● Data for this exercise
***

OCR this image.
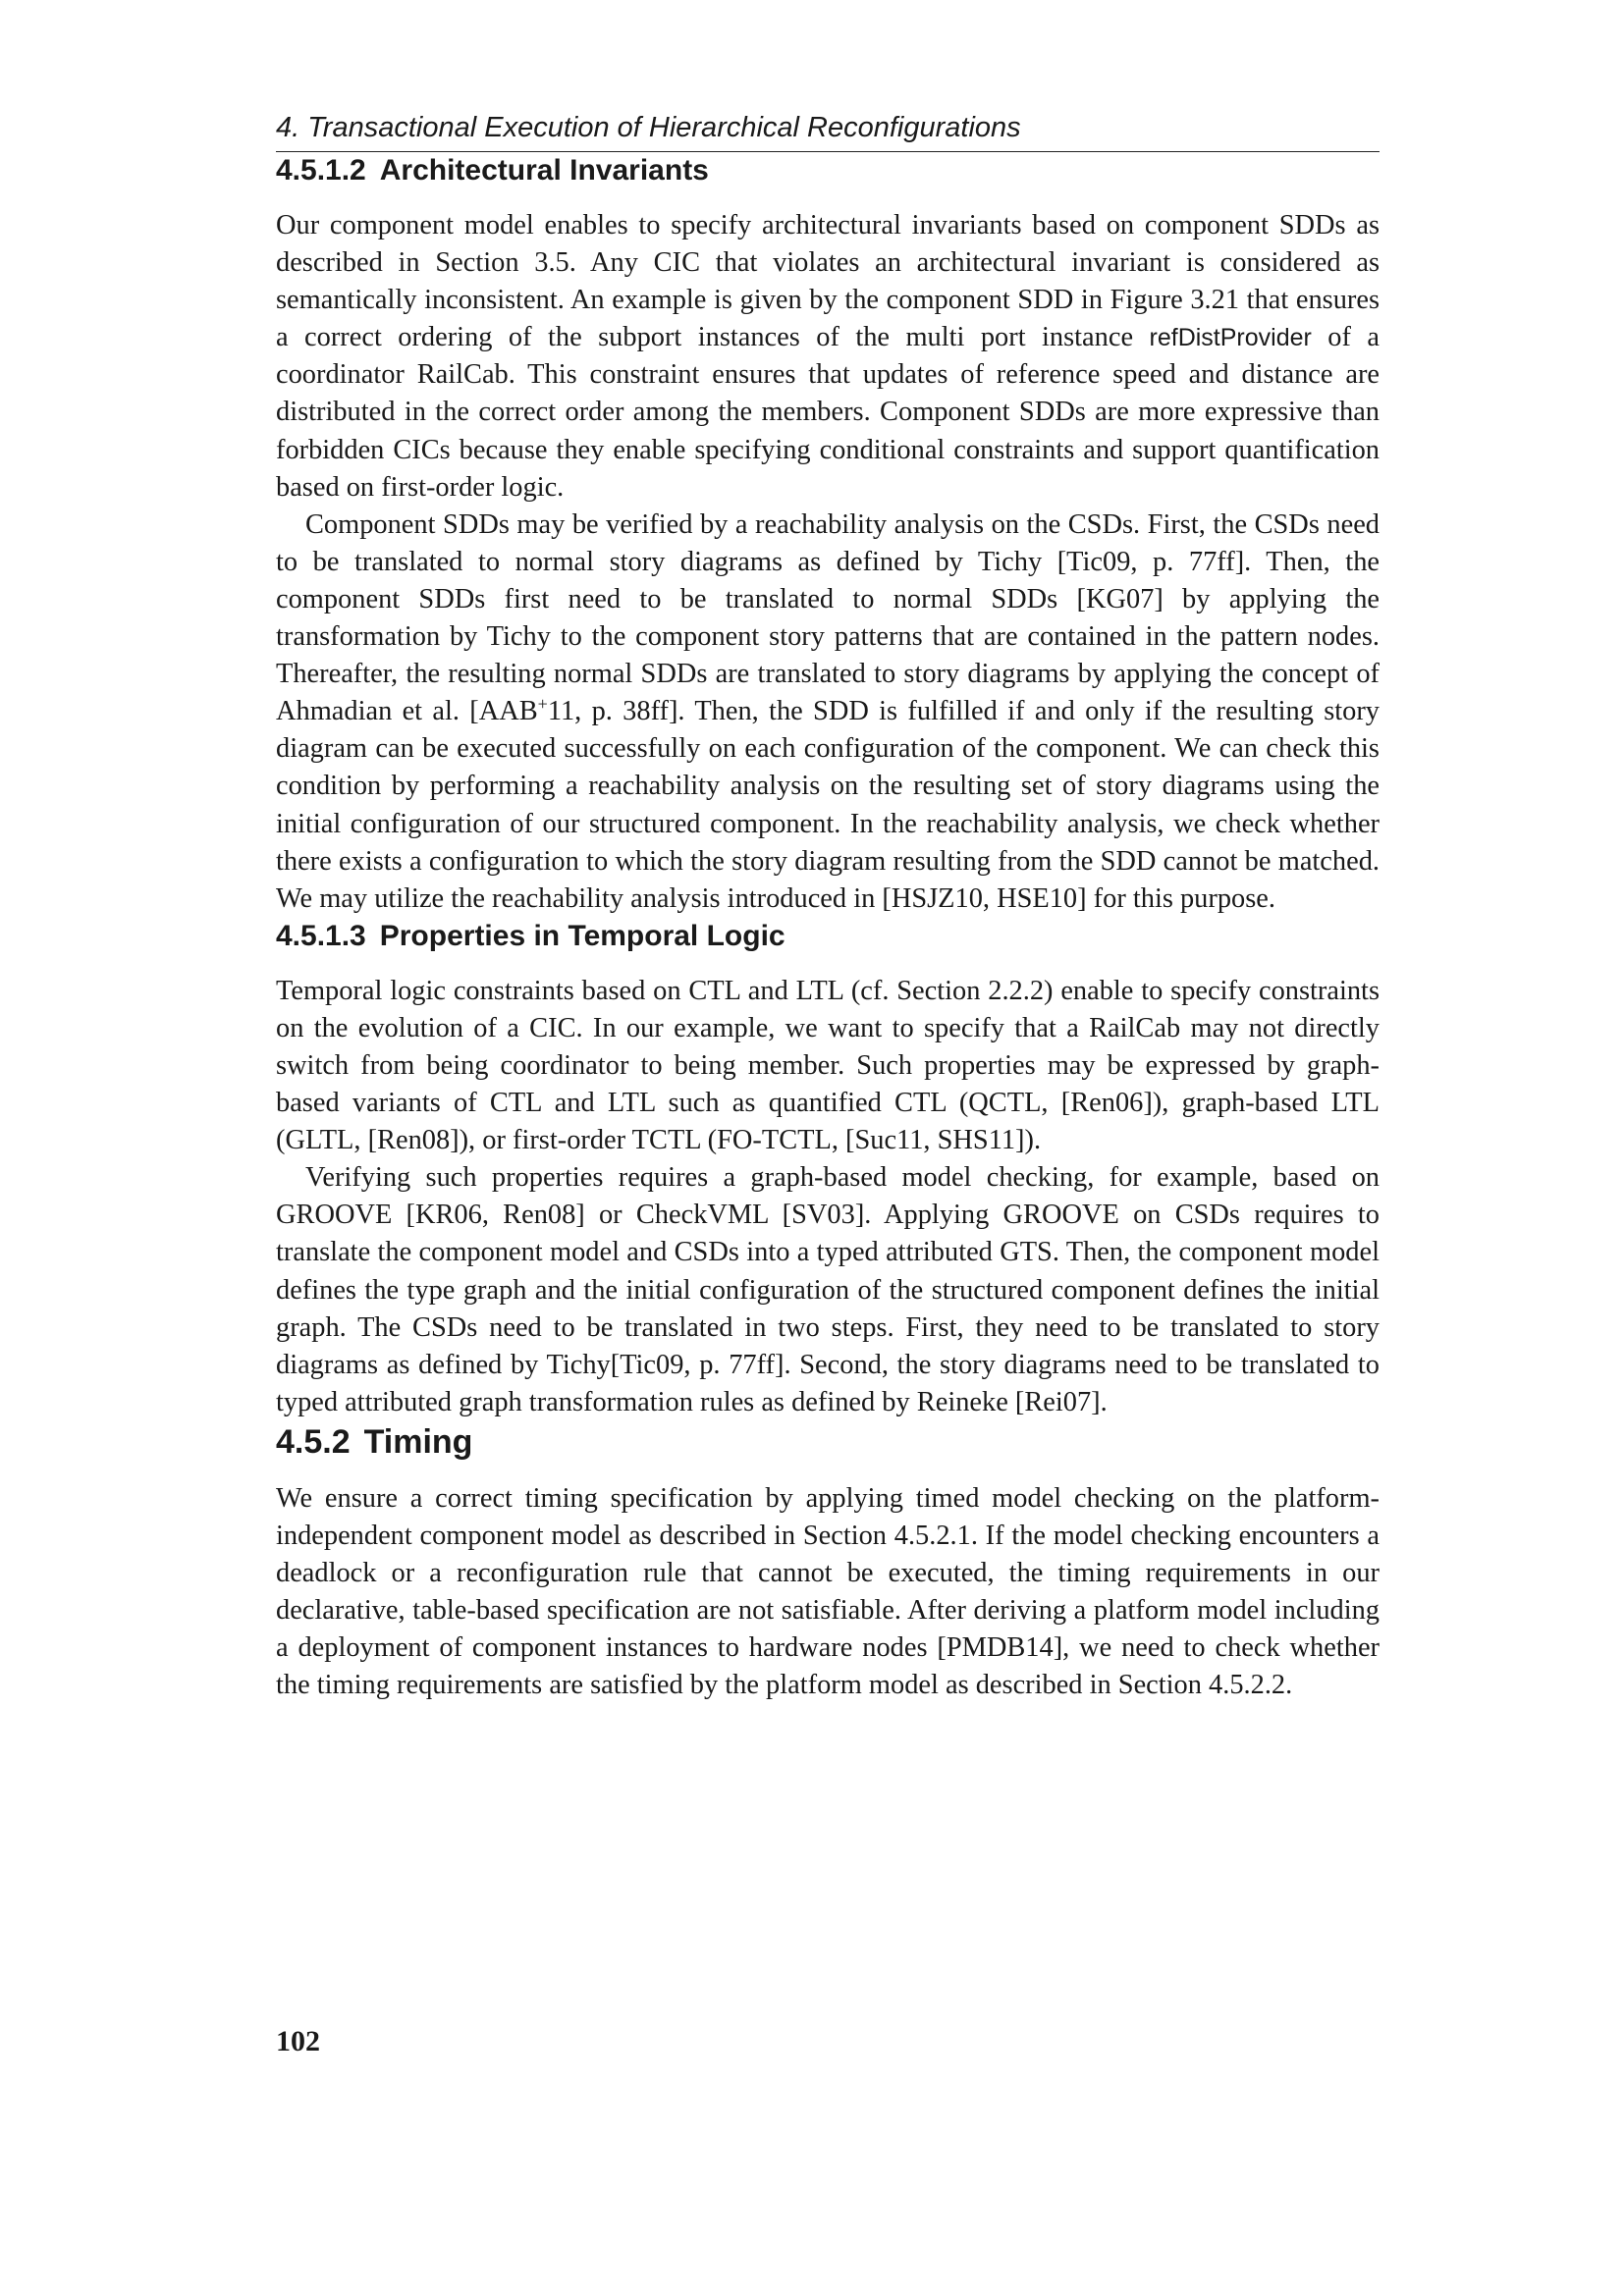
4. Transactional Execution of Hierarchical Reconfigurations
4.5.1.2 Architectural Invariants

Our component model enables to specify architectural invariants based on component SDDs as described in Section 3.5. Any CIC that violates an architectural invariant is considered as semantically inconsistent. An example is given by the component SDD in Figure 3.21 that ensures a correct ordering of the subport instances of the multi port instance refDistProvider of a coordinator RailCab. This constraint ensures that updates of reference speed and distance are distributed in the correct order among the members. Component SDDs are more expressive than forbidden CICs because they enable specifying conditional constraints and support quantification based on first-order logic.

Component SDDs may be verified by a reachability analysis on the CSDs. First, the CSDs need to be translated to normal story diagrams as defined by Tichy [Tic09, p. 77ff]. Then, the component SDDs first need to be translated to normal SDDs [KG07] by applying the transformation by Tichy to the component story patterns that are contained in the pattern nodes. Thereafter, the resulting normal SDDs are translated to story diagrams by applying the concept of Ahmadian et al. [AAB+11, p. 38ff]. Then, the SDD is fulfilled if and only if the resulting story diagram can be executed successfully on each configuration of the component. We can check this condition by performing a reachability analysis on the resulting set of story diagrams using the initial configuration of our structured component. In the reachability analysis, we check whether there exists a configuration to which the story diagram resulting from the SDD cannot be matched. We may utilize the reachability analysis introduced in [HSJZ10, HSE10] for this purpose.

4.5.1.3 Properties in Temporal Logic

Temporal logic constraints based on CTL and LTL (cf. Section 2.2.2) enable to specify constraints on the evolution of a CIC. In our example, we want to specify that a RailCab may not directly switch from being coordinator to being member. Such properties may be expressed by graph-based variants of CTL and LTL such as quantified CTL (QCTL, [Ren06]), graph-based LTL (GLTL, [Ren08]), or first-order TCTL (FO-TCTL, [Suc11, SHS11]).

Verifying such properties requires a graph-based model checking, for example, based on GROOVE [KR06, Ren08] or CheckVML [SV03]. Applying GROOVE on CSDs requires to translate the component model and CSDs into a typed attributed GTS. Then, the component model defines the type graph and the initial configuration of the structured component defines the initial graph. The CSDs need to be translated in two steps. First, they need to be translated to story diagrams as defined by Tichy[Tic09, p. 77ff]. Second, the story diagrams need to be translated to typed attributed graph transformation rules as defined by Reineke [Rei07].

4.5.2 Timing

We ensure a correct timing specification by applying timed model checking on the platform-independent component model as described in Section 4.5.2.1. If the model checking encounters a deadlock or a reconfiguration rule that cannot be executed, the timing requirements in our declarative, table-based specification are not satisfiable. After deriving a platform model including a deployment of component instances to hardware nodes [PMDB14], we need to check whether the timing requirements are satisfied by the platform model as described in Section 4.5.2.2.

102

***

● Objective
Leave out the pictures and give the rest of the records again exactly.

● Task response
OCR this image.
4. Transactional Execution of Hierarchical Reconfigurations
4.5.1.2 Architectural Invariants

Our component model enables to specify architectural invariants based on component SDDs as described in Section 3.5. Any CIC that violates an architectural invariant is considered as semantically inconsistent. An example is given by the component SDD in Figure 3.21 that ensures a correct ordering of the subport instances of the multi port instance refDistProvider of a coordinator RailCab. This constraint ensures that updates of reference speed and distance are distributed in the correct order among the members. Component SDDs are more expressive than forbidden CICs because they enable specifying conditional constraints and support quantification based on first-order logic.

Component SDDs may be verified by a reachability analysis on the CSDs. First, the CSDs need to be translated to normal story diagrams as defined by Tichy [Tic09, p. 77ff]. Then, the component SDDs first need to be translated to normal SDDs [KG07] by applying the transformation by Tichy to the component story patterns that are contained in the pattern nodes. Thereafter, the resulting normal SDDs are translated to story diagrams by applying the concept of Ahmadian et al. [AAB+11, p. 38ff]. Then, the SDD is fulfilled if and only if the resulting story diagram can be executed successfully on each configuration of the component. We can check this condition by performing a reachability analysis on the resulting set of story diagrams using the initial configuration of our structured component. In the reachability analysis, we check whether there exists a configuration to which the story diagram resulting from the SDD cannot be matched. We may utilize the reachability analysis introduced in [HSJZ10, HSE10] for this purpose.

4.5.1.3 Properties in Temporal Logic

Temporal logic constraints based on CTL and LTL (cf. Section 2.2.2) enable to specify constraints on the evolution of a CIC. In our example, we want to specify that a RailCab may not directly switch from being coordinator to being member. Such properties may be expressed by graph-based variants of CTL and LTL such as quantified CTL (QCTL, [Ren06]), graph-based LTL (GLTL, [Ren08]), or first-order TCTL (FO-TCTL, [Suc11, SHS11]).

Verifying such properties requires a graph-based model checking, for example, based on GROOVE [KR06, Ren08] or CheckVML [SV03]. Applying GROOVE on CSDs requires to translate the component model and CSDs into a typed attributed GTS. Then, the component model defines the type graph and the initial configuration of the structured component defines the initial graph. The CSDs need to be translated in two steps. First, they need to be translated to story diagrams as defined by Tichy[Tic09, p. 77ff]. Second, the story diagrams need to be translated to typed attributed graph transformation rules as defined by Reineke [Rei07].

4.5.2 Timing

We ensure a correct timing specification by applying timed model checking on the platform-independent component model as described in Section 4.5.2.1. If the model checking encounters a deadlock or a reconfiguration rule that cannot be executed, the timing requirements in our declarative, table-based specification are not satisfiable. After deriving a platform model including a deployment of component instances to hardware nodes [PMDB14], we need to check whether the timing requirements are satisfied by the platform model as described in Section 4.5.2.2.

102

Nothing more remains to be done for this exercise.